_CHALLENGE_
Copy out all the lines in the records that include the word "this".

(Dataset records)
—————

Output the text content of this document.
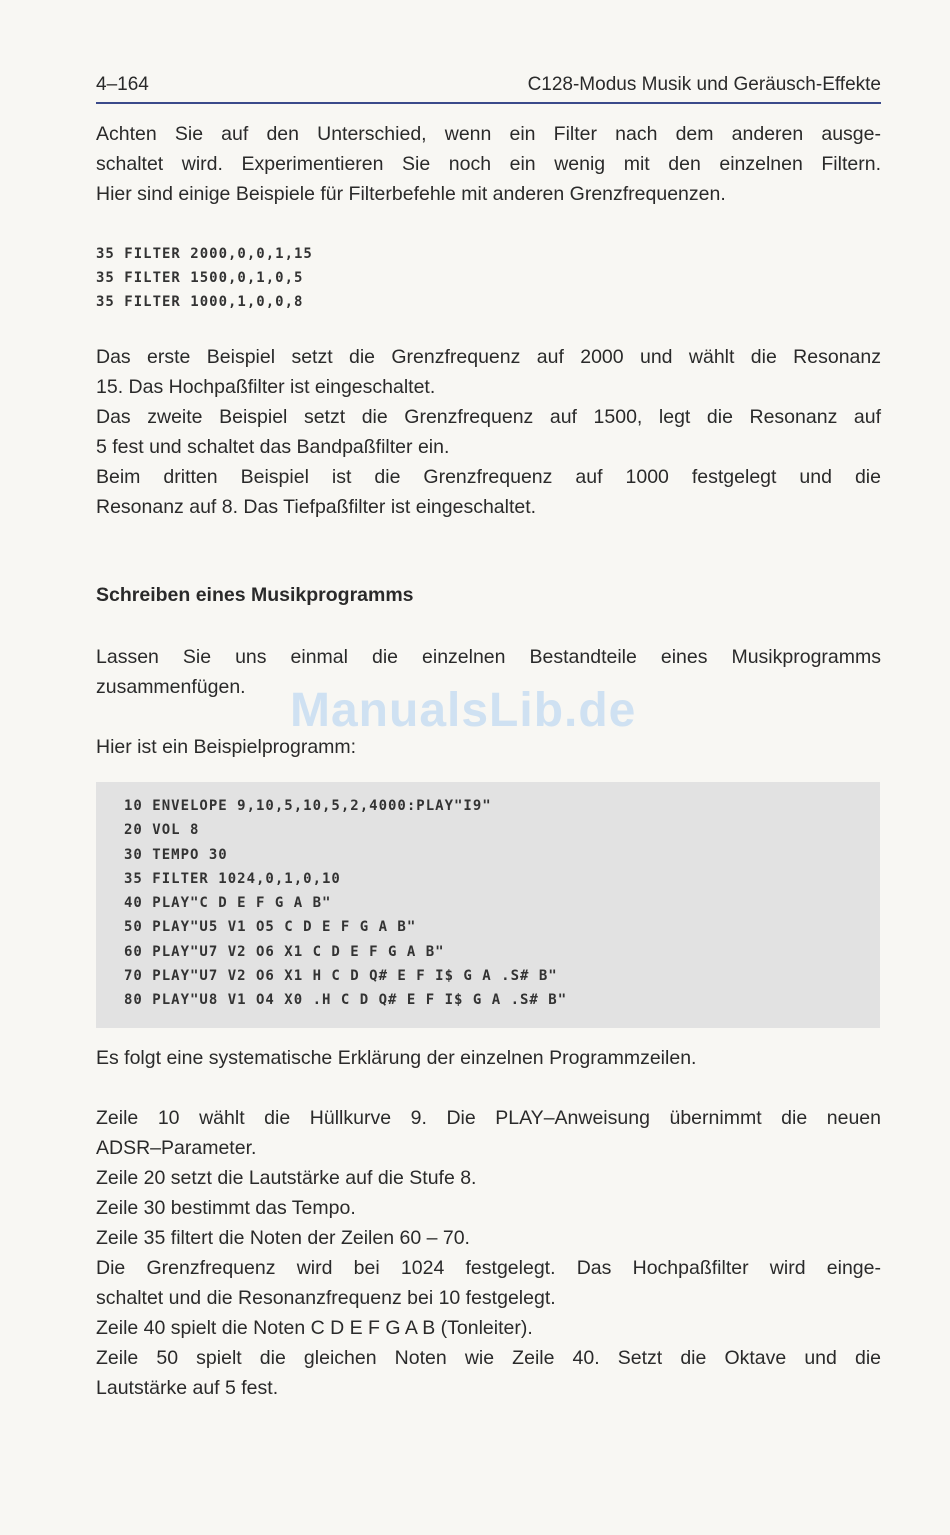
4–164	C128-Modus Musik und Geräusch-Effekte

Achten Sie auf den Unterschied, wenn ein Filter nach dem anderen ausge-
schaltet wird. Experimentieren Sie noch ein wenig mit den einzelnen Filtern.
Hier sind einige Beispiele für Filterbefehle mit anderen Grenzfrequenzen.

35 FILTER 2000,0,0,1,15
35 FILTER 1500,0,1,0,5
35 FILTER 1000,1,0,0,8

Das erste Beispiel setzt die Grenzfrequenz auf 2000 und wählt die Resonanz
15. Das Hochpaßfilter ist eingeschaltet.
Das zweite Beispiel setzt die Grenzfrequenz auf 1500, legt die Resonanz auf
5 fest und schaltet das Bandpaßfilter ein.
Beim dritten Beispiel ist die Grenzfrequenz auf 1000 festgelegt und die
Resonanz auf 8. Das Tiefpaßfilter ist eingeschaltet.

Schreiben eines Musikprogramms

Lassen Sie uns einmal die einzelnen Bestandteile eines Musikprogramms
zusammenfügen. ManualsLib.de

Hier ist ein Beispielprogramm:

10 ENVELOPE 9,10,5,10,5,2,4000:PLAY"I9"
20 VOL 8
30 TEMPO 30
35 FILTER 1024,0,1,0,10
40 PLAY"C D E F G A B"
50 PLAY"U5 V1 O5 C D E F G A B"
60 PLAY"U7 V2 O6 X1 C D E F G A B"
70 PLAY"U7 V2 O6 X1 H C D Q# E F I$ G A .S# B"
80 PLAY"U8 V1 O4 X0 .H C D Q# E F I$ G A .S# B"

Es folgt eine systematische Erklärung der einzelnen Programmzeilen.

Zeile 10 wählt die Hüllkurve 9. Die PLAY–Anweisung übernimmt die neuen
ADSR–Parameter.
Zeile 20 setzt die Lautstärke auf die Stufe 8.
Zeile 30 bestimmt das Tempo.
Zeile 35 filtert die Noten der Zeilen 60 – 70.
Die Grenzfrequenz wird bei 1024 festgelegt. Das Hochpaßfilter wird einge-
schaltet und die Resonanzfrequenz bei 10 festgelegt.
Zeile 40 spielt die Noten C D E F G A B (Tonleiter).
Zeile 50 spielt die gleichen Noten wie Zeile 40. Setzt die Oktave und die
Lautstärke auf 5 fest.
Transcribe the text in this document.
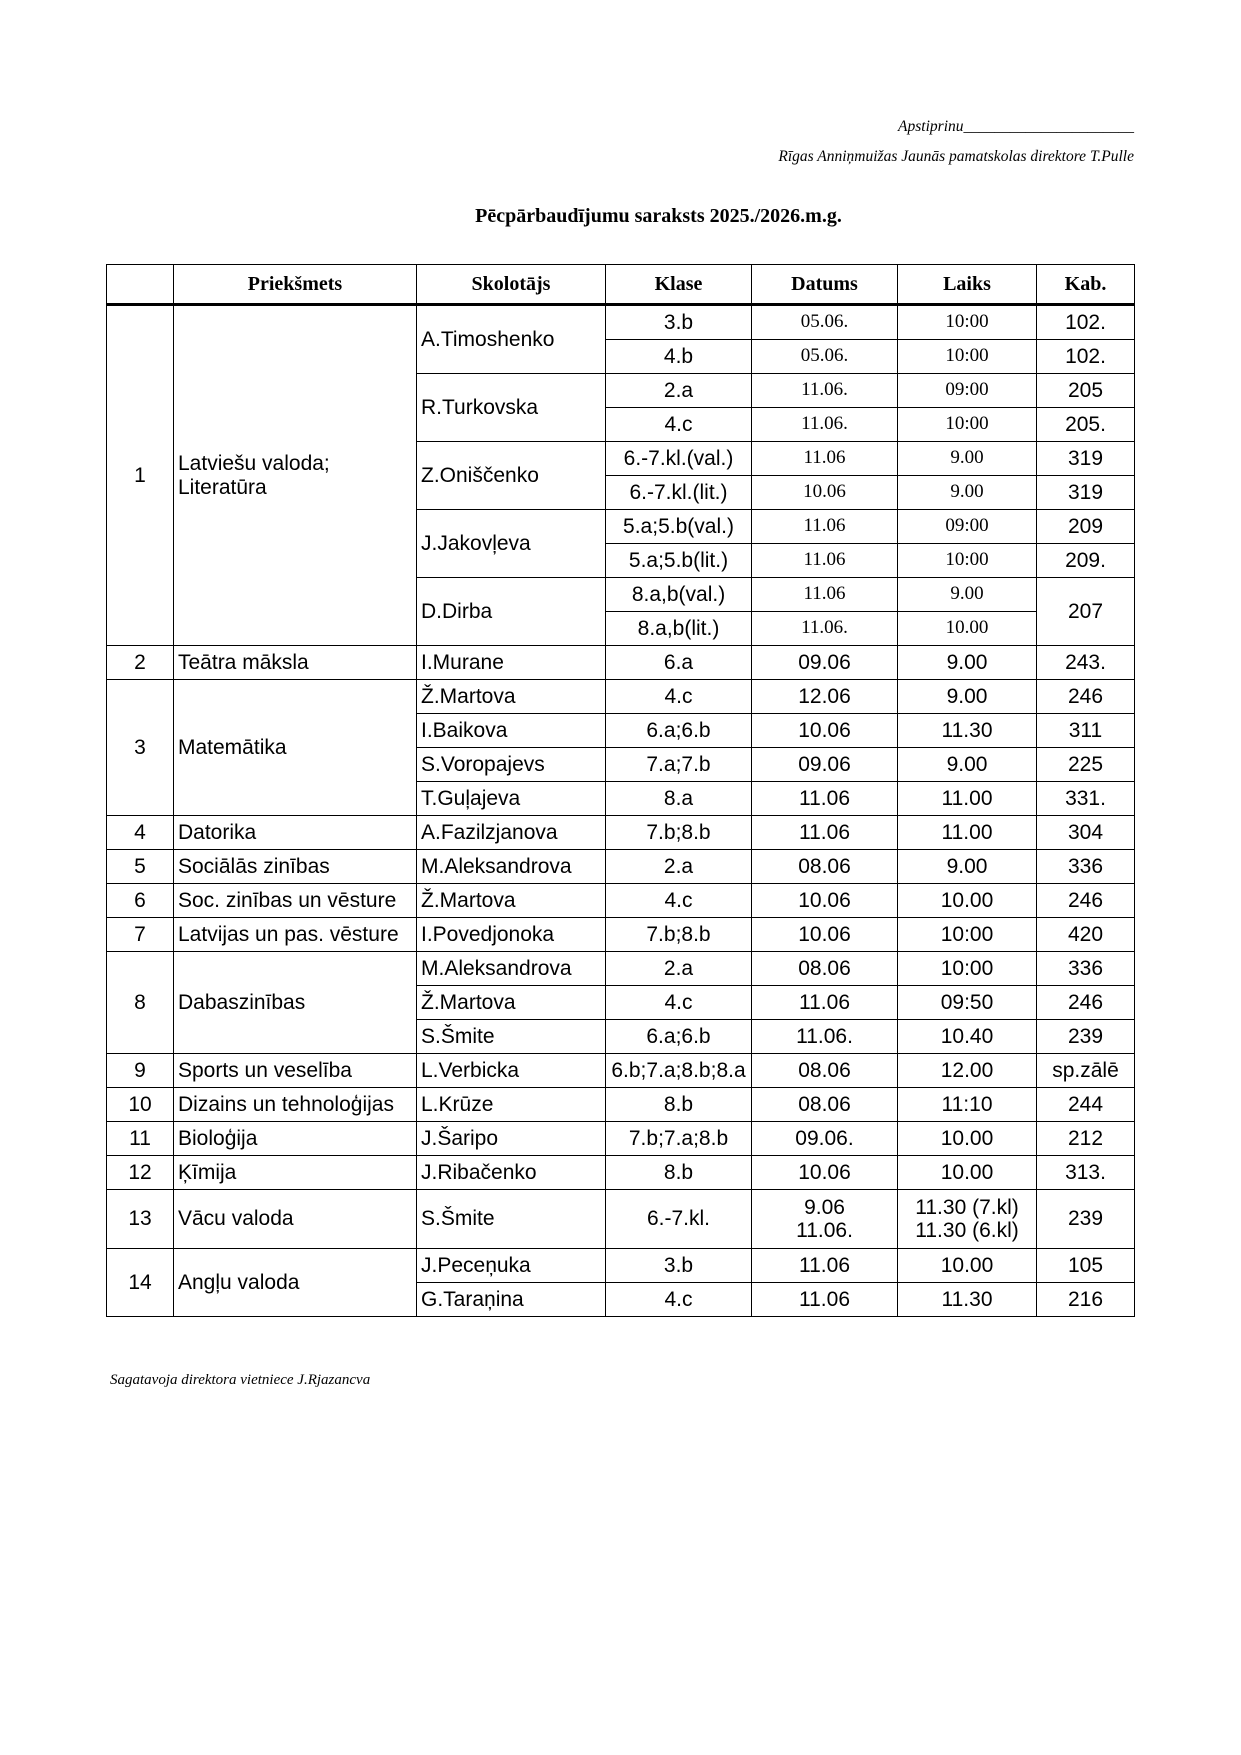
Apstiprinu______________________
Rīgas Anniņmuižas Jaunās pamatskolas direktore T.Pulle
Pēcpārbaudījumu saraksts 2025./2026.m.g.
	Priekšmets	Skolotājs	Klase	Datums	Laiks	Kab.
1	Latviešu valoda; Literatūra	A.Timoshenko	3.b	05.06.	10:00	102.
			4.b	05.06.	10:00	102.
		R.Turkovska	2.a	11.06.	09:00	205
			4.c	11.06.	10:00	205.
		Z.Oniščenko	6.-7.kl.(val.)	11.06	9.00	319
			6.-7.kl.(lit.)	10.06	9.00	319
		J.Jakovļeva	5.a;5.b(val.)	11.06	09:00	209
			5.a;5.b(lit.)	11.06	10:00	209.
		D.Dirba	8.a,b(val.)	11.06	9.00	207
			8.a,b(lit.)	11.06.	10.00	
2	Teātra māksla	I.Murane	6.a	09.06	9.00	243.
3	Matemātika	Ž.Martova	4.c	12.06	9.00	246
		I.Baikova	6.a;6.b	10.06	11.30	311
		S.Voropajevs	7.a;7.b	09.06	9.00	225
		T.Guļajeva	8.a	11.06	11.00	331.
4	Datorika	A.Fazilzjanova	7.b;8.b	11.06	11.00	304
5	Sociālās zinības	M.Aleksandrova	2.a	08.06	9.00	336
6	Soc. zinības un vēsture	Ž.Martova	4.c	10.06	10.00	246
7	Latvijas un pas. vēsture	I.Povedjonoka	7.b;8.b	10.06	10:00	420
8	Dabaszinības	M.Aleksandrova	2.a	08.06	10:00	336
		Ž.Martova	4.c	11.06	09:50	246
		S.Šmite	6.a;6.b	11.06.	10.40	239
9	Sports un veselība	L.Verbicka	6.b;7.a;8.b;8.a	08.06	12.00	sp.zālē
10	Dizains un tehnoloģijas	L.Krūze	8.b	08.06	11:10	244
11	Bioloģija	J.Šaripo	7.b;7.a;8.b	09.06.	10.00	212
12	Ķīmija	J.Ribačenko	8.b	10.06	10.00	313.
13	Vācu valoda	S.Šmite	6.-7.kl.	9.06 11.06.	11.30 (7.kl) 11.30 (6.kl)	239
14	Angļu valoda	J.Peceņuka	3.b	11.06	10.00	105
		G.Taraņina	4.c	11.06	11.30	216
Sagatavoja direktora vietniece J.Rjazancva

—————

_FINISHED ANSWER_
Output the text content of this document.
Transcribe the text in this document.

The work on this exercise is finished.